> [THE TASK] Please copy all the lines that follow, word for word.

> [INFORMATION SUPPLIED]
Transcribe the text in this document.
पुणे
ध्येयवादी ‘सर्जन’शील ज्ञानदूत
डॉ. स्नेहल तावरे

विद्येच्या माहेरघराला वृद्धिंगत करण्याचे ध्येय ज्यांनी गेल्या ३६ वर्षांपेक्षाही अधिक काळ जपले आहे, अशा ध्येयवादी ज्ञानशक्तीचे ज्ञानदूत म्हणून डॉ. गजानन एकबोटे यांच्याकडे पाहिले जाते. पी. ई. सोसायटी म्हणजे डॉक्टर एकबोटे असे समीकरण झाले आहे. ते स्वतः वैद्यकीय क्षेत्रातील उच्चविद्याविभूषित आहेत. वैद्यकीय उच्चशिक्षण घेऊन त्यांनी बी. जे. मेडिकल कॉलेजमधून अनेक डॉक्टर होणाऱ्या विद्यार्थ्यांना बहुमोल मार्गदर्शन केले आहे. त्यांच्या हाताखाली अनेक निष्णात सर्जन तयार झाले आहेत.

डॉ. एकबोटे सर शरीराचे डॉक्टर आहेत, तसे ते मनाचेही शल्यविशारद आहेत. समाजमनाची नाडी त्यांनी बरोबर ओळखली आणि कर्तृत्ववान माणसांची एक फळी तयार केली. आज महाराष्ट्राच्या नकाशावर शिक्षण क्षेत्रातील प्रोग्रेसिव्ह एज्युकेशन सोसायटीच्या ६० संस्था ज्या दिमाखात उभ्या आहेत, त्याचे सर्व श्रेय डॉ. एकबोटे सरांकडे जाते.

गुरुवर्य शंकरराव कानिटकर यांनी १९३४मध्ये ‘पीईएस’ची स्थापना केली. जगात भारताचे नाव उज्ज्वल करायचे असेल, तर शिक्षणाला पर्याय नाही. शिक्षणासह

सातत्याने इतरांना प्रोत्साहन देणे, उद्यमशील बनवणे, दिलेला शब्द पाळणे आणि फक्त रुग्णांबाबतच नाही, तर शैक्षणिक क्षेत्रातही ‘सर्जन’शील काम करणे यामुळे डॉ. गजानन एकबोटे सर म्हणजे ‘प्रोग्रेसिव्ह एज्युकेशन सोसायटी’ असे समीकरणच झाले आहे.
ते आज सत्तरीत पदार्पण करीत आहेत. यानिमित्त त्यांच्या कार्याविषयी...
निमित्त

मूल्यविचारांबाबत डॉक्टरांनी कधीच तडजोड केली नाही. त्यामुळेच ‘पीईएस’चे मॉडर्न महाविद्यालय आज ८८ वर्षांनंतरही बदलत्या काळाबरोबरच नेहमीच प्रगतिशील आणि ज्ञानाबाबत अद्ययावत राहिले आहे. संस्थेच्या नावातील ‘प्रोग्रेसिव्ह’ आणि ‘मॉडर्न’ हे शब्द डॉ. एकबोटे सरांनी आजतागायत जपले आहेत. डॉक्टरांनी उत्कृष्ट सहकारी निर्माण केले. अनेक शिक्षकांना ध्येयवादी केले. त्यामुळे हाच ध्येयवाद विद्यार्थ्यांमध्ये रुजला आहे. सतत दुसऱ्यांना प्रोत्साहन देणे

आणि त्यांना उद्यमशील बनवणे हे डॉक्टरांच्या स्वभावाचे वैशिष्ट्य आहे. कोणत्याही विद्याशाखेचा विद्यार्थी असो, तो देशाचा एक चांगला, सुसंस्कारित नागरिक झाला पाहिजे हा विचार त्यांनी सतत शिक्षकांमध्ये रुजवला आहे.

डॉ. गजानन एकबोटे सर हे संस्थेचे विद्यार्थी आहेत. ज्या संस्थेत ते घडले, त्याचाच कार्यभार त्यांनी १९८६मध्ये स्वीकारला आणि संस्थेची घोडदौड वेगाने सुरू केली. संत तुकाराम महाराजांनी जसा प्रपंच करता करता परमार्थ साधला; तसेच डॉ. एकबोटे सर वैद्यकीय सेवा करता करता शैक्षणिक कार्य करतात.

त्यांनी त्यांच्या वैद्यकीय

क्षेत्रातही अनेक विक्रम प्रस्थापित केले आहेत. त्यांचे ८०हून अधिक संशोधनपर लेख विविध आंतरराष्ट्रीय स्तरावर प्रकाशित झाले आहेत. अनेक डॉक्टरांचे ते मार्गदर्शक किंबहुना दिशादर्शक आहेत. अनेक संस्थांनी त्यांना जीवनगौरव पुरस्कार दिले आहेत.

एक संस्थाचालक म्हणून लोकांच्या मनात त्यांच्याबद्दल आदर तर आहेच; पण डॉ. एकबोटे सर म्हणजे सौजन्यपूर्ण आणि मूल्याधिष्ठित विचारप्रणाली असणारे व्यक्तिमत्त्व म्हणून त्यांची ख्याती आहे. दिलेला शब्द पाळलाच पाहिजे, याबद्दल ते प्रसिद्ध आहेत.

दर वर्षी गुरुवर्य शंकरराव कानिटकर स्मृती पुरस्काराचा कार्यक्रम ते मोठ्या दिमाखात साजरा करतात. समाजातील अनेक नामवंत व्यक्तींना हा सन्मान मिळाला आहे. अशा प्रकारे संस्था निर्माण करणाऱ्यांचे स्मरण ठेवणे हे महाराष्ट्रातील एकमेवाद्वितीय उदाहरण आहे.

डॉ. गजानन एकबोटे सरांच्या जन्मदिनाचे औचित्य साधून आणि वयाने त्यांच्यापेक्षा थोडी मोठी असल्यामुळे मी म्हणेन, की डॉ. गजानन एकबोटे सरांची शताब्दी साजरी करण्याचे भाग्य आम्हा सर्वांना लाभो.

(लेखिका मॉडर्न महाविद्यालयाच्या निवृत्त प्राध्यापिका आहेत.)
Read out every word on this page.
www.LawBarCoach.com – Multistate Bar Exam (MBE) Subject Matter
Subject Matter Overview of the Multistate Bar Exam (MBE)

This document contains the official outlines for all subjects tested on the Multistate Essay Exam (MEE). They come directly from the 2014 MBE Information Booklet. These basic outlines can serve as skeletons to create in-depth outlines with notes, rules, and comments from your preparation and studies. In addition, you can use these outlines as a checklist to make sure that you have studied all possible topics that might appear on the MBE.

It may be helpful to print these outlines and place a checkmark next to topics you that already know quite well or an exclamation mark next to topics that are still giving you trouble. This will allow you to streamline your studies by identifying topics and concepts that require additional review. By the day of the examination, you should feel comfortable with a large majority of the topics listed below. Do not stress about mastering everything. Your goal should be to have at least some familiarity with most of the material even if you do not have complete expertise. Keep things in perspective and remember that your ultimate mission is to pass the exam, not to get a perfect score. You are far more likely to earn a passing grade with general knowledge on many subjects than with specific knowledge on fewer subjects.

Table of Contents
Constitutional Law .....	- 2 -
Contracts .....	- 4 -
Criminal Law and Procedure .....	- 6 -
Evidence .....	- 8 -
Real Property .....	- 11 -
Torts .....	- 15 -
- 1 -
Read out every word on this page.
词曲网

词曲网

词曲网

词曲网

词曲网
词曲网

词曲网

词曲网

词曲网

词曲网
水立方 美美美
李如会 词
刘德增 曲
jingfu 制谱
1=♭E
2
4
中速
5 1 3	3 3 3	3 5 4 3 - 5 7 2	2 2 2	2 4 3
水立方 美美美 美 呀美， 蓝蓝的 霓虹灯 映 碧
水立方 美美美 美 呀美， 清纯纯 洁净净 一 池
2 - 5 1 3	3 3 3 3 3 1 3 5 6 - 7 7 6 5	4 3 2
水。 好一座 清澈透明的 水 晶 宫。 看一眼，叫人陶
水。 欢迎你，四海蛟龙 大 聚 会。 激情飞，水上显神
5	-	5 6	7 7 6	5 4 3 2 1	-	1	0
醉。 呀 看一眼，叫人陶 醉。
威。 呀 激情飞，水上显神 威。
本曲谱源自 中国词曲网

> [SOLUTION BELOW]
Transcribe the text in this document.
पुणे
ध्येयवादी ‘सर्जन’शील ज्ञानदूत
डॉ. स्नेहल तावरे

विद्येच्या माहेरघराला वृद्धिंगत करण्याचे ध्येय ज्यांनी गेल्या ३६ वर्षांपेक्षाही अधिक काळ जपले आहे, अशा ध्येयवादी ज्ञानशक्तीचे ज्ञानदूत म्हणून डॉ. गजानन एकबोटे यांच्याकडे पाहिले जाते. पी. ई. सोसायटी म्हणजे डॉक्टर एकबोटे असे समीकरण झाले आहे. ते स्वतः वैद्यकीय क्षेत्रातील उच्चविद्याविभूषित आहेत. वैद्यकीय उच्चशिक्षण घेऊन त्यांनी बी. जे. मेडिकल कॉलेजमधून अनेक डॉक्टर होणाऱ्या विद्यार्थ्यांना बहुमोल मार्गदर्शन केले आहे. त्यांच्या हाताखाली अनेक निष्णात सर्जन तयार झाले आहेत.

डॉ. एकबोटे सर शरीराचे डॉक्टर आहेत, तसे ते मनाचेही शल्यविशारद आहेत. समाजमनाची नाडी त्यांनी बरोबर ओळखली आणि कर्तृत्ववान माणसांची एक फळी तयार केली. आज महाराष्ट्राच्या नकाशावर शिक्षण क्षेत्रातील प्रोग्रेसिव्ह एज्युकेशन सोसायटीच्या ६० संस्था ज्या दिमाखात उभ्या आहेत, त्याचे सर्व श्रेय डॉ. एकबोटे सरांकडे जाते.

गुरुवर्य शंकरराव कानिटकर यांनी १९३४मध्ये ‘पीईएस’ची स्थापना केली. जगात भारताचे नाव उज्ज्वल करायचे असेल, तर शिक्षणाला पर्याय नाही. शिक्षणासह

सातत्याने इतरांना प्रोत्साहन देणे, उद्यमशील बनवणे, दिलेला शब्द पाळणे आणि फक्त रुग्णांबाबतच नाही, तर शैक्षणिक क्षेत्रातही ‘सर्जन’शील काम करणे यामुळे डॉ. गजानन एकबोटे सर म्हणजे ‘प्रोग्रेसिव्ह एज्युकेशन सोसायटी’ असे समीकरणच झाले आहे.
ते आज सत्तरीत पदार्पण करीत आहेत. यानिमित्त त्यांच्या कार्याविषयी...
निमित्त

मूल्यविचारांबाबत डॉक्टरांनी कधीच तडजोड केली नाही. त्यामुळेच ‘पीईएस’चे मॉडर्न महाविद्यालय आज ८८ वर्षांनंतरही बदलत्या काळाबरोबरच नेहमीच प्रगतिशील आणि ज्ञानाबाबत अद्ययावत राहिले आहे. संस्थेच्या नावातील ‘प्रोग्रेसिव्ह’ आणि ‘मॉडर्न’ हे शब्द डॉ. एकबोटे सरांनी आजतागायत जपले आहेत. डॉक्टरांनी उत्कृष्ट सहकारी निर्माण केले. अनेक शिक्षकांना ध्येयवादी केले. त्यामुळे हाच ध्येयवाद विद्यार्थ्यांमध्ये रुजला आहे. सतत दुसऱ्यांना प्रोत्साहन देणे

आणि त्यांना उद्यमशील बनवणे हे डॉक्टरांच्या स्वभावाचे वैशिष्ट्य आहे. कोणत्याही विद्याशाखेचा विद्यार्थी असो, तो देशाचा एक चांगला, सुसंस्कारित नागरिक झाला पाहिजे हा विचार त्यांनी सतत शिक्षकांमध्ये रुजवला आहे.

डॉ. गजानन एकबोटे सर हे संस्थेचे विद्यार्थी आहेत. ज्या संस्थेत ते घडले, त्याचाच कार्यभार त्यांनी १९८६मध्ये स्वीकारला आणि संस्थेची घोडदौड वेगाने सुरू केली. संत तुकाराम महाराजांनी जसा प्रपंच करता करता परमार्थ साधला; तसेच डॉ. एकबोटे सर वैद्यकीय सेवा करता करता शैक्षणिक कार्य करतात.

त्यांनी त्यांच्या वैद्यकीय

क्षेत्रातही अनेक विक्रम प्रस्थापित केले आहेत. त्यांचे ८०हून अधिक संशोधनपर लेख विविध आंतरराष्ट्रीय स्तरावर प्रकाशित झाले आहेत. अनेक डॉक्टरांचे ते मार्गदर्शक किंबहुना दिशादर्शक आहेत. अनेक संस्थांनी त्यांना जीवनगौरव पुरस्कार दिले आहेत.

एक संस्थाचालक म्हणून लोकांच्या मनात त्यांच्याबद्दल आदर तर आहेच; पण डॉ. एकबोटे सर म्हणजे सौजन्यपूर्ण आणि मूल्याधिष्ठित विचारप्रणाली असणारे व्यक्तिमत्त्व म्हणून त्यांची ख्याती आहे. दिलेला शब्द पाळलाच पाहिजे, याबद्दल ते प्रसिद्ध आहेत.

दर वर्षी गुरुवर्य शंकरराव कानिटकर स्मृती पुरस्काराचा कार्यक्रम ते मोठ्या दिमाखात साजरा करतात. समाजातील अनेक नामवंत व्यक्तींना हा सन्मान मिळाला आहे. अशा प्रकारे संस्था निर्माण करणाऱ्यांचे स्मरण ठेवणे हे महाराष्ट्रातील एकमेवाद्वितीय उदाहरण आहे.

डॉ. गजानन एकबोटे सरांच्या जन्मदिनाचे औचित्य साधून आणि वयाने त्यांच्यापेक्षा थोडी मोठी असल्यामुळे मी म्हणेन, की डॉ. गजानन एकबोटे सरांची शताब्दी साजरी करण्याचे भाग्य आम्हा सर्वांना लाभो.

(लेखिका मॉडर्न महाविद्यालयाच्या निवृत्त प्राध्यापिका आहेत.)
Read out every word on this page.
www.LawBarCoach.com – Multistate Bar Exam (MBE) Subject Matter
Subject Matter Overview of the Multistate Bar Exam (MBE)

This document contains the official outlines for all subjects tested on the Multistate Essay Exam (MEE). They come directly from the 2014 MBE Information Booklet. These basic outlines can serve as skeletons to create in-depth outlines with notes, rules, and comments from your preparation and studies. In addition, you can use these outlines as a checklist to make sure that you have studied all possible topics that might appear on the MBE.

It may be helpful to print these outlines and place a checkmark next to topics you that already know quite well or an exclamation mark next to topics that are still giving you trouble. This will allow you to streamline your studies by identifying topics and concepts that require additional review. By the day of the examination, you should feel comfortable with a large majority of the topics listed below. Do not stress about mastering everything. Your goal should be to have at least some familiarity with most of the material even if you do not have complete expertise. Keep things in perspective and remember that your ultimate mission is to pass the exam, not to get a perfect score. You are far more likely to earn a passing grade with general knowledge on many subjects than with specific knowledge on fewer subjects.

Table of Contents
Constitutional Law .....	- 2 -
Contracts .....	- 4 -
Criminal Law and Procedure .....	- 6 -
Evidence .....	- 8 -
Real Property .....	- 11 -
Torts .....	- 15 -
- 1 -
Read out every word on this page.
词曲网

词曲网

词曲网

词曲网

词曲网
词曲网

词曲网

词曲网

词曲网

词曲网
水立方 美美美
李如会 词
刘德增 曲
jingfu 制谱
1=♭E
2
4
中速
5 1 3	3 3 3	3 5 4 3 - 5 7 2	2 2 2	2 4 3
水立方 美美美 美 呀美， 蓝蓝的 霓虹灯 映 碧
水立方 美美美 美 呀美， 清纯纯 洁净净 一 池
2 - 5 1 3	3 3 3 3 3 1 3 5 6 - 7 7 6 5	4 3 2
水。 好一座 清澈透明的 水 晶 宫。 看一眼，叫人陶
水。 欢迎你，四海蛟龙 大 聚 会。 激情飞，水上显神
5	-	5 6	7 7 6	5 4 3 2 1	-	1	0
醉。 呀 看一眼，叫人陶 醉。
威。 呀 激情飞，水上显神 威。
本曲谱源自 中国词曲网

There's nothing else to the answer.